#### GIVEN PROBLEM:
Wherever the word "量子通信行业市场规模" turns up in a line of the entries, copy that line.

_ _ _ _ _ _ _

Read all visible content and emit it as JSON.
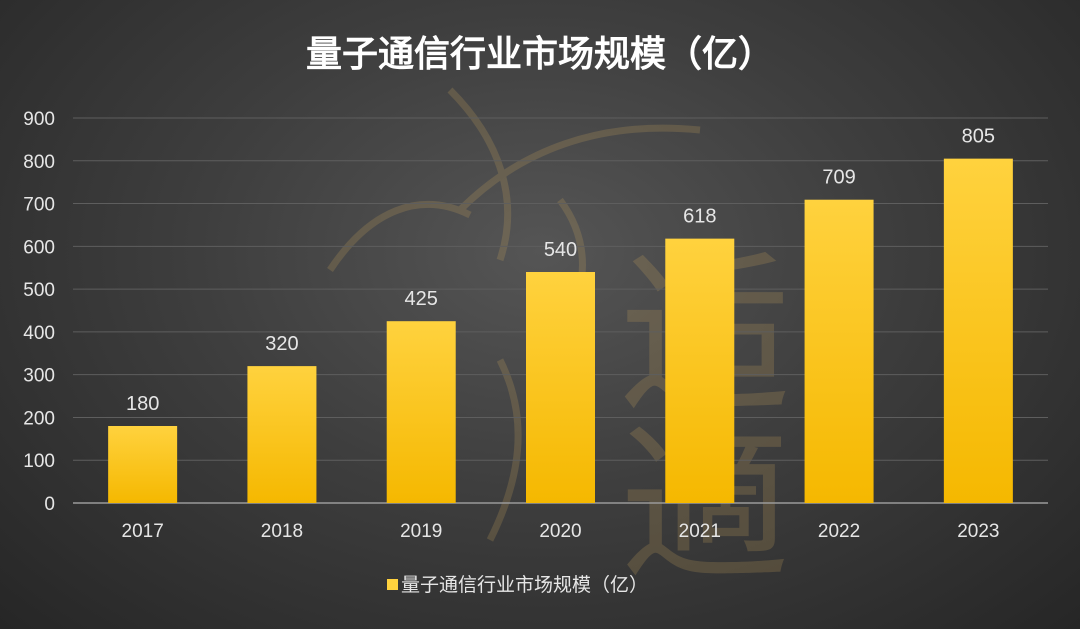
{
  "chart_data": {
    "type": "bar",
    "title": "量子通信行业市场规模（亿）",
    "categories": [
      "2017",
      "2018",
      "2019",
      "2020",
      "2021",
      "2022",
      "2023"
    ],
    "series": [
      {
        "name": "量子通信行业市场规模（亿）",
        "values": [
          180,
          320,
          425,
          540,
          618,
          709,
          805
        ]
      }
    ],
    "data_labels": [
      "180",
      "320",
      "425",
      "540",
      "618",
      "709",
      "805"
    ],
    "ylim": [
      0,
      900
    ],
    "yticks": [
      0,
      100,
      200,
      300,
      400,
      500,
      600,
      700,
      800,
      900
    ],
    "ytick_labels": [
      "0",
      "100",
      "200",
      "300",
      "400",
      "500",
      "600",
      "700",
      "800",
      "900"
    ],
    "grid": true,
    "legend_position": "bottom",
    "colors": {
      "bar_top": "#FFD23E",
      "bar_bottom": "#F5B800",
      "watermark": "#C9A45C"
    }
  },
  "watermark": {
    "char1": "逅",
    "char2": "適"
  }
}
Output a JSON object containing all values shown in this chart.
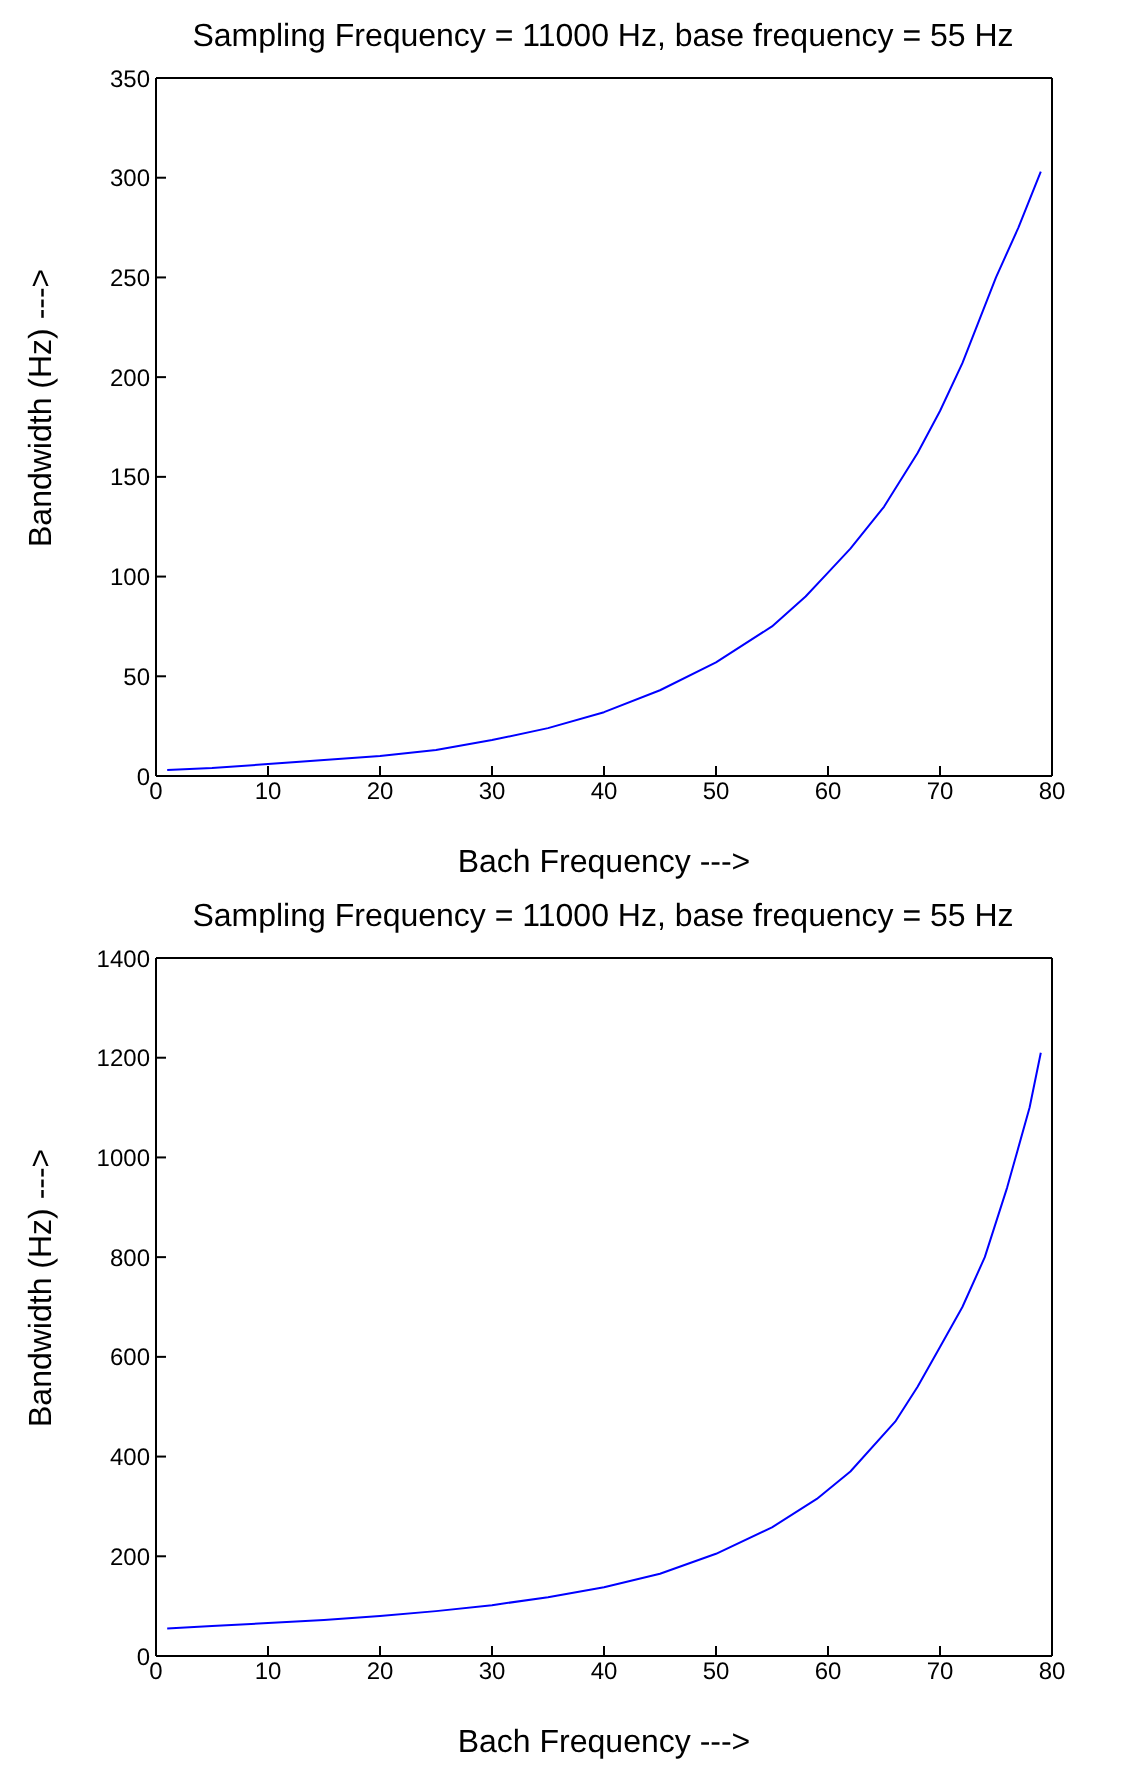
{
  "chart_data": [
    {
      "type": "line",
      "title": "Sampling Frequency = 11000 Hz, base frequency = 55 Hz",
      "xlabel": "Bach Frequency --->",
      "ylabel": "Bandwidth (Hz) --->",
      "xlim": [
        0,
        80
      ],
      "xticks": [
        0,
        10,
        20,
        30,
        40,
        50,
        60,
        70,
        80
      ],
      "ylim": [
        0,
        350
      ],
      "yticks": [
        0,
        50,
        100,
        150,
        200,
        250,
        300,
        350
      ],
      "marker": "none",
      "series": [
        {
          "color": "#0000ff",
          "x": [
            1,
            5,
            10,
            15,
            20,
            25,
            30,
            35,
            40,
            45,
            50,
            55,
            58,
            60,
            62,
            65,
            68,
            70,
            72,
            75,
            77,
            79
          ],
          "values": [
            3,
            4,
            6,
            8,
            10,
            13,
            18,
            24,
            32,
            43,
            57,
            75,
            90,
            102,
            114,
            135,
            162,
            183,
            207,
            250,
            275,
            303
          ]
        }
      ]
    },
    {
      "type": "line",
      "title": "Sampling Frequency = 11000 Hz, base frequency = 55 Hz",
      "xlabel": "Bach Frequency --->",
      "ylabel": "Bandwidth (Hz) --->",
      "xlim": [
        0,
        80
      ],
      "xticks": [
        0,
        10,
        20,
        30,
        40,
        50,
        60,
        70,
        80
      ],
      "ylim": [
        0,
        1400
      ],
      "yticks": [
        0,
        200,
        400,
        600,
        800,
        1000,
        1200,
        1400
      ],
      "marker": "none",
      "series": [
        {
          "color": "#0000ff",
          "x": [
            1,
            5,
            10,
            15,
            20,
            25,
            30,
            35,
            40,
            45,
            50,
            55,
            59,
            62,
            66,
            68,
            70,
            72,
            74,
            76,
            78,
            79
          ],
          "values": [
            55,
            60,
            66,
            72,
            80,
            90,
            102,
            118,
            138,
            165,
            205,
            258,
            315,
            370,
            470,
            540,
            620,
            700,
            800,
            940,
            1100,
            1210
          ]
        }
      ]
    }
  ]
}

_ _ _ _ _ _ _

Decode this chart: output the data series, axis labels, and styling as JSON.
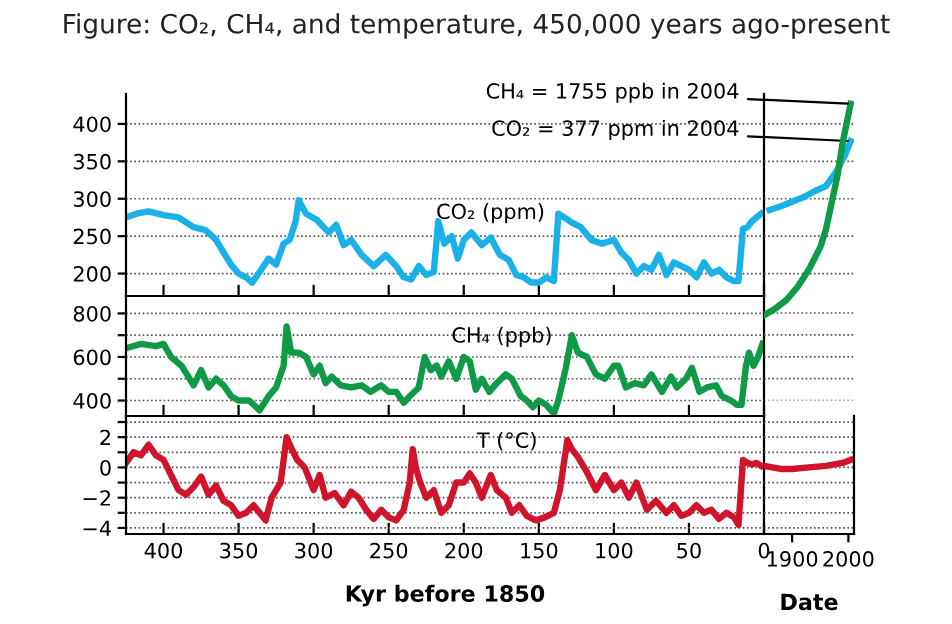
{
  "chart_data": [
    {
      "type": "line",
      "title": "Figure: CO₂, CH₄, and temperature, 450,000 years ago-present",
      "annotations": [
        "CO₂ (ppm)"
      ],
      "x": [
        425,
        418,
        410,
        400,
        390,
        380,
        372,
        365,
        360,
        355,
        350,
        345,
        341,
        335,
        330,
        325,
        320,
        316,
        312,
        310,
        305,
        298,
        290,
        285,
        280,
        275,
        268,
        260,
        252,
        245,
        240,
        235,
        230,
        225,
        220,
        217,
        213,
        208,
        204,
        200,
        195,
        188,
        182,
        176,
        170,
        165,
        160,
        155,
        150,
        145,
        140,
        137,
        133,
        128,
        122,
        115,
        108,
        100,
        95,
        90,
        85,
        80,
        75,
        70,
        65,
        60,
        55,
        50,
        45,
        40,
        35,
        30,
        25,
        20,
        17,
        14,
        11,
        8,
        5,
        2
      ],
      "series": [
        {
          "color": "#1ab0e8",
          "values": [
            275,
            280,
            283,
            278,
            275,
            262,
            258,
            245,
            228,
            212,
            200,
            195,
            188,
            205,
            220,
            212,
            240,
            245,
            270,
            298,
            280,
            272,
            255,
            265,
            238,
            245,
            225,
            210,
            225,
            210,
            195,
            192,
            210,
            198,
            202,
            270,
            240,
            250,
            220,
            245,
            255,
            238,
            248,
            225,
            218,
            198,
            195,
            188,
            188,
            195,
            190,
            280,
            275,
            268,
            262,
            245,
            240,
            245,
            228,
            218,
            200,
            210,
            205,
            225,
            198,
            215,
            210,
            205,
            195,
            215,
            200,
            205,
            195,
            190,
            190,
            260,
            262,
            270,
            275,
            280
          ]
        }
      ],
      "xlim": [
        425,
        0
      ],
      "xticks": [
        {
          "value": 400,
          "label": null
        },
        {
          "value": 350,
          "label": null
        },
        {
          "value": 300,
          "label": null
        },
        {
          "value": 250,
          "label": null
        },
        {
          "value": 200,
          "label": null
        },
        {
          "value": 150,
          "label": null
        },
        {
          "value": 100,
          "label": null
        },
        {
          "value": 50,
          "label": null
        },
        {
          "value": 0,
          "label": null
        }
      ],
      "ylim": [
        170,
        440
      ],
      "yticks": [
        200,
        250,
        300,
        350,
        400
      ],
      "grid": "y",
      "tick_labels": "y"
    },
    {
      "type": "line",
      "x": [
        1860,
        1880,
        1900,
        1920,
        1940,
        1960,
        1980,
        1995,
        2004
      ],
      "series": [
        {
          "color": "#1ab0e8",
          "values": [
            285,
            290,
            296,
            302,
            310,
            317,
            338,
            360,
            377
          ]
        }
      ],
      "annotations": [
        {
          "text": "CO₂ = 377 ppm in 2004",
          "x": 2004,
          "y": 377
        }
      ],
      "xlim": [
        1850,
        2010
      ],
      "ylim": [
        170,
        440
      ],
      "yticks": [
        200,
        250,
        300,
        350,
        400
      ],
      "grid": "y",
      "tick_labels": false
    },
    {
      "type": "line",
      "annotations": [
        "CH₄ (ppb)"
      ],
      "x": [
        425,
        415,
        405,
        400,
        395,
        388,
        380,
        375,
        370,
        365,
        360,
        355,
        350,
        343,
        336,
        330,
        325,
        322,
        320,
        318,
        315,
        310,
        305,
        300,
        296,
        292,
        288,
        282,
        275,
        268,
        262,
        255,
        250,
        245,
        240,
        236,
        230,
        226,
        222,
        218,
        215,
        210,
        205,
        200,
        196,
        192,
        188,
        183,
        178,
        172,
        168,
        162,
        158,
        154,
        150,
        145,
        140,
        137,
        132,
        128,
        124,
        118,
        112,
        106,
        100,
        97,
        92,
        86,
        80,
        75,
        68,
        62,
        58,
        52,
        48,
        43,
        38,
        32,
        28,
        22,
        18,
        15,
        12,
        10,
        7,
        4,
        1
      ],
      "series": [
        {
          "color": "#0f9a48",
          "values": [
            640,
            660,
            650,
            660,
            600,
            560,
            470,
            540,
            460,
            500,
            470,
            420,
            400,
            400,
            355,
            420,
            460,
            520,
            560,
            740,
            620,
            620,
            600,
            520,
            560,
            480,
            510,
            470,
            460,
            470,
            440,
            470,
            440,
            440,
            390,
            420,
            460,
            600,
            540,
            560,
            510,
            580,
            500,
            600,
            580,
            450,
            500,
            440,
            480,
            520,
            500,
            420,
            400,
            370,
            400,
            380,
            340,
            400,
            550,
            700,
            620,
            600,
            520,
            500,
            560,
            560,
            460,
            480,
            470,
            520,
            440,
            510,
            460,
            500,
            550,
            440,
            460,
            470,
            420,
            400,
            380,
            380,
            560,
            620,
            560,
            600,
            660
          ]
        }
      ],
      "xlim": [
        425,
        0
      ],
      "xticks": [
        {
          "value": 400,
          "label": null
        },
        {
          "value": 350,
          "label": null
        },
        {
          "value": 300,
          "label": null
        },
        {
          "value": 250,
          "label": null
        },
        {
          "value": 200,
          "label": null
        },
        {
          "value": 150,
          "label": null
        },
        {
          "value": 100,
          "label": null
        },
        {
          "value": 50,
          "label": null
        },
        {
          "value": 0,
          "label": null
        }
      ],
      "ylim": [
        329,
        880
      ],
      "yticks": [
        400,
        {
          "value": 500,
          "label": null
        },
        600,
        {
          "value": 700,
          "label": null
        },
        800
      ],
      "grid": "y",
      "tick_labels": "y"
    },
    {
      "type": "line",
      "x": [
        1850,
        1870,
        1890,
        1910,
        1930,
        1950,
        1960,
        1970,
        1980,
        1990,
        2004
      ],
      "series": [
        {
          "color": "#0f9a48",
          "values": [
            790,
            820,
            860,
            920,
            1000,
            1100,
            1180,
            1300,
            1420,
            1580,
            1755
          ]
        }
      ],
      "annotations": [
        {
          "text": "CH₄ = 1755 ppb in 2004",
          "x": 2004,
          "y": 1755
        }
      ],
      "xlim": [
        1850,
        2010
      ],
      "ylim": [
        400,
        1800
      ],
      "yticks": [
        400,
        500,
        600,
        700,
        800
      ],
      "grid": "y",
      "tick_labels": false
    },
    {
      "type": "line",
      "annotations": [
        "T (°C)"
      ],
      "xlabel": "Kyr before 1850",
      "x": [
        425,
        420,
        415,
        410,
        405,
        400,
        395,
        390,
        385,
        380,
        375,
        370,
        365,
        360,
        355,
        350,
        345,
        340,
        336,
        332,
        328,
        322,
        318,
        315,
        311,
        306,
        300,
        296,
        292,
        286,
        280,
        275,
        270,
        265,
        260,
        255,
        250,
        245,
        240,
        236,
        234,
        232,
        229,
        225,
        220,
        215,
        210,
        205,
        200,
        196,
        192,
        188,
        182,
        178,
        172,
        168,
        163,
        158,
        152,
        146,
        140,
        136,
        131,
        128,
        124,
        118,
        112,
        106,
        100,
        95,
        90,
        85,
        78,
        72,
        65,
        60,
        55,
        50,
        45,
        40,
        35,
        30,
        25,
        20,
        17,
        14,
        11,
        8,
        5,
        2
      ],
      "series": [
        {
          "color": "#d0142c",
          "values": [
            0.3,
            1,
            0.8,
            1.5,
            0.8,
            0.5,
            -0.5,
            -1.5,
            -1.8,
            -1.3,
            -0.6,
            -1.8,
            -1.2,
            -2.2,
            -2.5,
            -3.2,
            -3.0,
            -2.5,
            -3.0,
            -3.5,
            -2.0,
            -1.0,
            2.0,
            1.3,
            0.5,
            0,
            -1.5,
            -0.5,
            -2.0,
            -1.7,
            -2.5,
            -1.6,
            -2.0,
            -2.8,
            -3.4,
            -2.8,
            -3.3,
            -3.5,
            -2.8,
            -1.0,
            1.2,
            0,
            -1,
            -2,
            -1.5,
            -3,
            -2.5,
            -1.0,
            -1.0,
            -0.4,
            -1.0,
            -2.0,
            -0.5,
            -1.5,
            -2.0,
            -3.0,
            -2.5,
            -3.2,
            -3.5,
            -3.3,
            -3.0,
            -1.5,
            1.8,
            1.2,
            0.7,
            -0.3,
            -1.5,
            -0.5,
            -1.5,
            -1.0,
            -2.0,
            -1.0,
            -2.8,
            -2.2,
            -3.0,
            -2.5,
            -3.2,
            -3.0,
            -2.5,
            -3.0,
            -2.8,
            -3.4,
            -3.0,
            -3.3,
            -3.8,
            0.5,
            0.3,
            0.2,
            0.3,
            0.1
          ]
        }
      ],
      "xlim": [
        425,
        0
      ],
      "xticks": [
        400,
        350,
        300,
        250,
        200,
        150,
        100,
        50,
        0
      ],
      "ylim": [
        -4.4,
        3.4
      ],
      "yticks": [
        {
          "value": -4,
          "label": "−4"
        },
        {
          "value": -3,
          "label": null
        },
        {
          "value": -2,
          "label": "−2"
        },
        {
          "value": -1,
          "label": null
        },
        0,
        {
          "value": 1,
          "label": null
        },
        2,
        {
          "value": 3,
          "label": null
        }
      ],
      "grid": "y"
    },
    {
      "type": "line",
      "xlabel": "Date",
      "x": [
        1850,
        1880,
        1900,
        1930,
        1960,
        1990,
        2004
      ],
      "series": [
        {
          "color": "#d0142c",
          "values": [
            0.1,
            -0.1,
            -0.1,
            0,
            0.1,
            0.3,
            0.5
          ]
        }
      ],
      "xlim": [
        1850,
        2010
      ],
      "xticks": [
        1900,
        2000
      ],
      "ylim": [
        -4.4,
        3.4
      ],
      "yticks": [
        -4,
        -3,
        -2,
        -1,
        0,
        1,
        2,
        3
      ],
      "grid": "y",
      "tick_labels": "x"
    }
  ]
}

_ _ _ _ _ _ _

#### SOLUTION TO THIS PROBLEM:
    "title": "量子通信行业市场规模（亿）",
        "name": "量子通信行业市场规模（亿）",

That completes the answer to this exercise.